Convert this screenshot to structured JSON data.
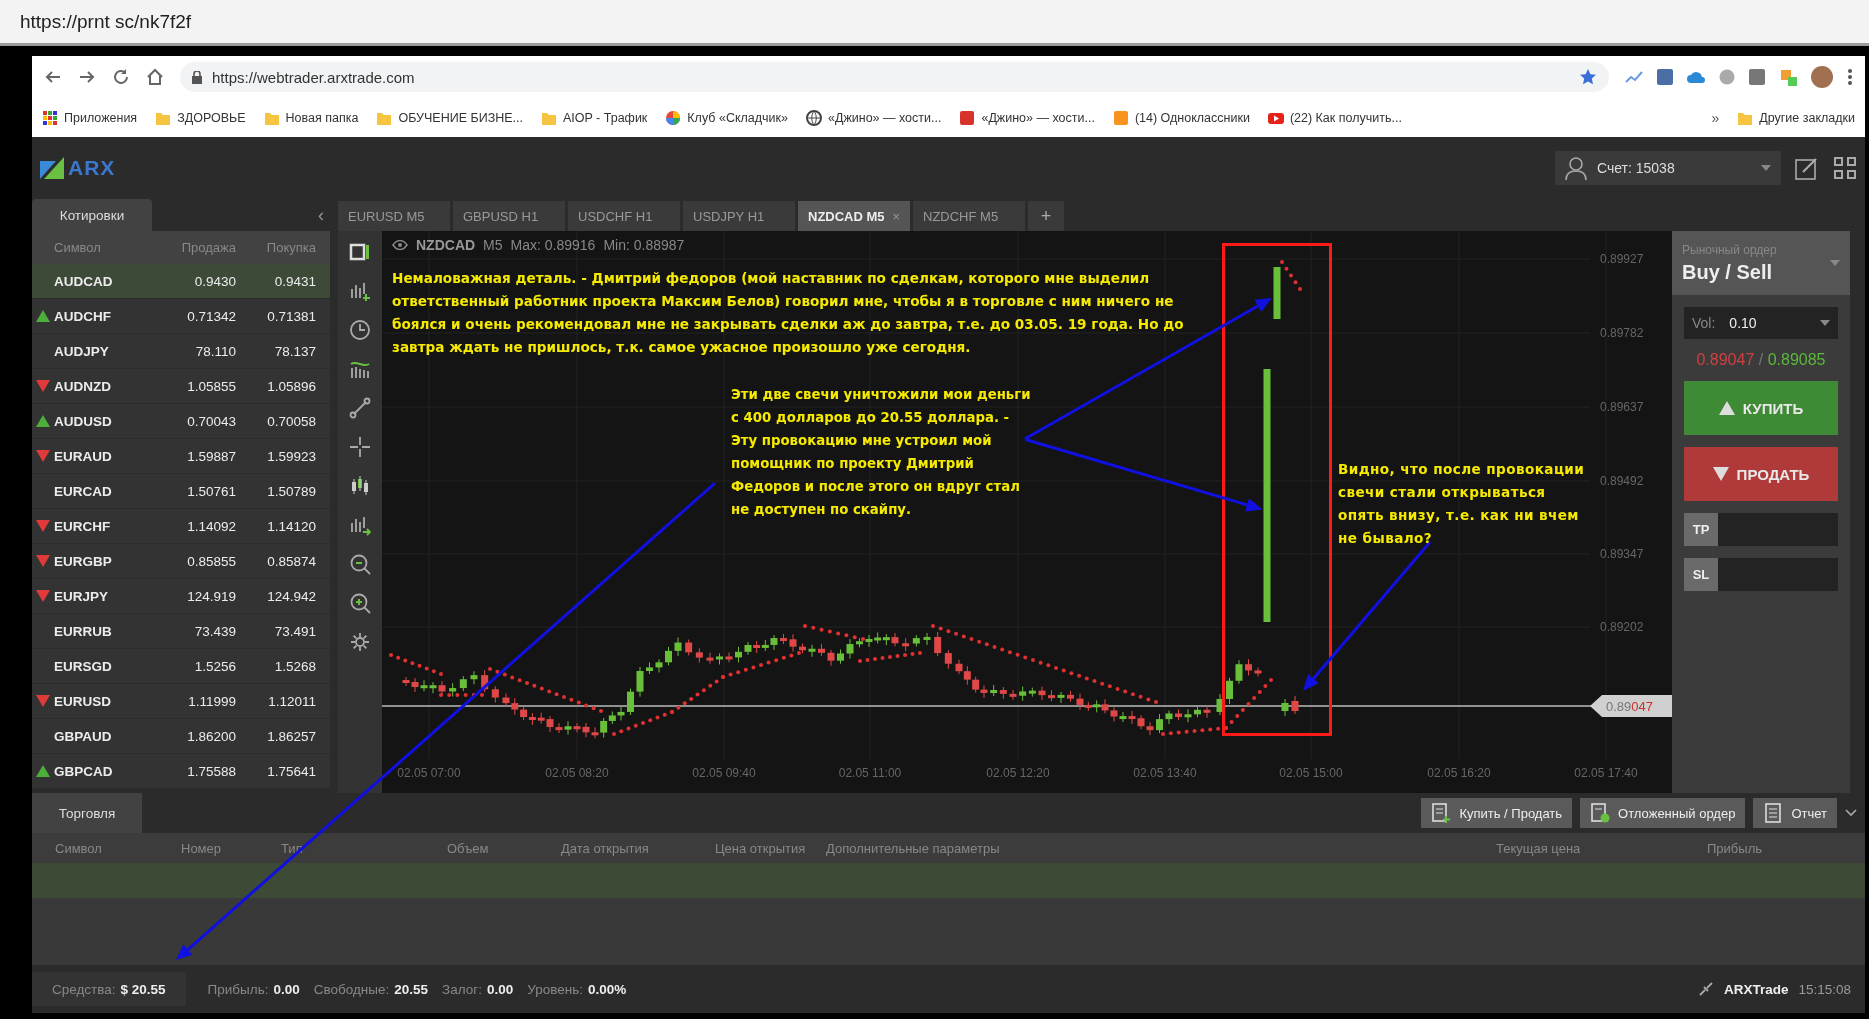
{
  "screenshot_bar": {
    "url": "https://prnt sc/nk7f2f"
  },
  "browser": {
    "url": "https://webtrader.arxtrade.com",
    "bookmarks": [
      {
        "label": "Приложения",
        "kind": "apps"
      },
      {
        "label": "ЗДОРОВЬЕ",
        "kind": "folder"
      },
      {
        "label": "Новая папка",
        "kind": "folder"
      },
      {
        "label": "ОБУЧЕНИЕ БИЗНЕ...",
        "kind": "folder"
      },
      {
        "label": "AIOP - Трафик",
        "kind": "folder"
      },
      {
        "label": "Клуб «Складчик»",
        "kind": "ball"
      },
      {
        "label": "«Джино» — хости...",
        "kind": "globe"
      },
      {
        "label": "«Джино» — хости...",
        "kind": "site"
      },
      {
        "label": "(14) Одноклассники",
        "kind": "social"
      },
      {
        "label": "(22) Как получить...",
        "kind": "video"
      }
    ],
    "more": "»",
    "other": {
      "label": "Другие закладки",
      "kind": "folder"
    }
  },
  "app": {
    "logo": "ARX",
    "account": "Счет: 15038"
  },
  "quotes": {
    "tab": "Котировки",
    "collapse": "‹",
    "columns": [
      "Символ",
      "Продажа",
      "Покупка"
    ],
    "rows": [
      {
        "symbol": "AUDCAD",
        "sell": "0.9430",
        "buy": "0.9431",
        "kind": "flat",
        "selected": true
      },
      {
        "symbol": "AUDCHF",
        "sell": "0.71342",
        "buy": "0.71381",
        "kind": "up",
        "selected": false
      },
      {
        "symbol": "AUDJPY",
        "sell": "78.110",
        "buy": "78.137",
        "kind": "flat",
        "selected": false
      },
      {
        "symbol": "AUDNZD",
        "sell": "1.05855",
        "buy": "1.05896",
        "kind": "down",
        "selected": false
      },
      {
        "symbol": "AUDUSD",
        "sell": "0.70043",
        "buy": "0.70058",
        "kind": "up",
        "selected": false
      },
      {
        "symbol": "EURAUD",
        "sell": "1.59887",
        "buy": "1.59923",
        "kind": "down",
        "selected": false
      },
      {
        "symbol": "EURCAD",
        "sell": "1.50761",
        "buy": "1.50789",
        "kind": "flat",
        "selected": false
      },
      {
        "symbol": "EURCHF",
        "sell": "1.14092",
        "buy": "1.14120",
        "kind": "down",
        "selected": false
      },
      {
        "symbol": "EURGBP",
        "sell": "0.85855",
        "buy": "0.85874",
        "kind": "down",
        "selected": false
      },
      {
        "symbol": "EURJPY",
        "sell": "124.919",
        "buy": "124.942",
        "kind": "down",
        "selected": false
      },
      {
        "symbol": "EURRUB",
        "sell": "73.439",
        "buy": "73.491",
        "kind": "flat",
        "selected": false
      },
      {
        "symbol": "EURSGD",
        "sell": "1.5256",
        "buy": "1.5268",
        "kind": "flat",
        "selected": false
      },
      {
        "symbol": "EURUSD",
        "sell": "1.11999",
        "buy": "1.12011",
        "kind": "down",
        "selected": false
      },
      {
        "symbol": "GBPAUD",
        "sell": "1.86200",
        "buy": "1.86257",
        "kind": "flat",
        "selected": false
      },
      {
        "symbol": "GBPCAD",
        "sell": "1.75588",
        "buy": "1.75641",
        "kind": "up",
        "selected": false
      }
    ]
  },
  "chart_tabs": [
    {
      "label": "EURUSD M5",
      "selected": false
    },
    {
      "label": "GBPUSD H1",
      "selected": false
    },
    {
      "label": "USDCHF H1",
      "selected": false
    },
    {
      "label": "USDJPY H1",
      "selected": false
    },
    {
      "label": "NZDCAD M5",
      "selected": true,
      "close": "×"
    },
    {
      "label": "NZDCHF M5",
      "selected": false
    }
  ],
  "add_tab": "+",
  "chart": {
    "symbol": "NZDCAD",
    "timeframe": "M5",
    "max": "Max: 0.89916",
    "min": "Min: 0.88987",
    "price_labels": [
      "0.89927",
      "0.89782",
      "0.89637",
      "0.89492",
      "0.89347",
      "0.89202"
    ],
    "time_labels": [
      "02.05 07:00",
      "02.05 08:20",
      "02.05 09:40",
      "02.05 11:00",
      "02.05 12:20",
      "02.05 13:40",
      "02.05 15:00",
      "02.05 16:20",
      "02.05 17:40"
    ],
    "current_price": {
      "main": "0.89",
      "pips": "047"
    }
  },
  "order": {
    "type_label": "Рыночный ордер",
    "mode": "Buy / Sell",
    "volume_label": "Vol:",
    "volume": "0.10",
    "bid": "0.89047",
    "separator": "/",
    "ask": "0.89085",
    "buy": "КУПИТЬ",
    "sell": "ПРОДАТЬ",
    "tp": "TP",
    "sl": "SL"
  },
  "trading": {
    "tab": "Торговля",
    "buttons": [
      {
        "label": "Купить / Продать",
        "kind": "buy-sell"
      },
      {
        "label": "Отложенный ордер",
        "kind": "pending"
      },
      {
        "label": "Отчет",
        "kind": "report"
      }
    ],
    "columns": [
      "Символ",
      "Номер",
      "Тип",
      "Объем",
      "Дата открытия",
      "Цена открытия",
      "Дополнительные параметры",
      "Текущая цена",
      "Прибыль"
    ]
  },
  "status_bar": {
    "items": [
      {
        "label": "Средства:",
        "value": "$ 20.55",
        "kind": "boxed"
      },
      {
        "label": "Прибыль:",
        "value": "0.00",
        "kind": "plain"
      },
      {
        "label": "Свободные:",
        "value": "20.55",
        "kind": "plain"
      },
      {
        "label": "Залог:",
        "value": "0.00",
        "kind": "plain"
      },
      {
        "label": "Уровень:",
        "value": "0.00%",
        "kind": "plain"
      }
    ],
    "server": "ARXTrade",
    "time": "15:15:08"
  },
  "annotations": [
    {
      "kind": "top",
      "text": "Немаловажная деталь. - Дмитрий федоров (мой наставник по сделкам, которого мне выделил ответственный работник проекта Максим Белов) говорил мне, чтобы я в торговле с ним ничего не боялся и очень рекомендовал мне не закрывать сделки аж до завтра, т.е. до 03.05. 19 года. Но до завтра ждать не пришлось, т.к. самое ужасное произошло уже сегодня."
    },
    {
      "kind": "middle",
      "text": "Эти две свечи уничтожили мои деньги с 400 долларов до 20.55 доллара.  - Эту провокацию мне устроил мой помощник по проекту Дмитрий Федоров и после этого он вдруг стал не доступен по скайпу."
    },
    {
      "kind": "right",
      "text": "Видно, что после провокации свечи стали открываться опять внизу, т.е. как ни вчем не бывало?"
    }
  ]
}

================

THE PROBLEM
Find all the lines containing "https" in the material, then copy them.

ANSWER TO THE PROBLEM
    "url": "https://prnt sc/nk7f2f"
    "url": "https://webtrader.arxtrade.com",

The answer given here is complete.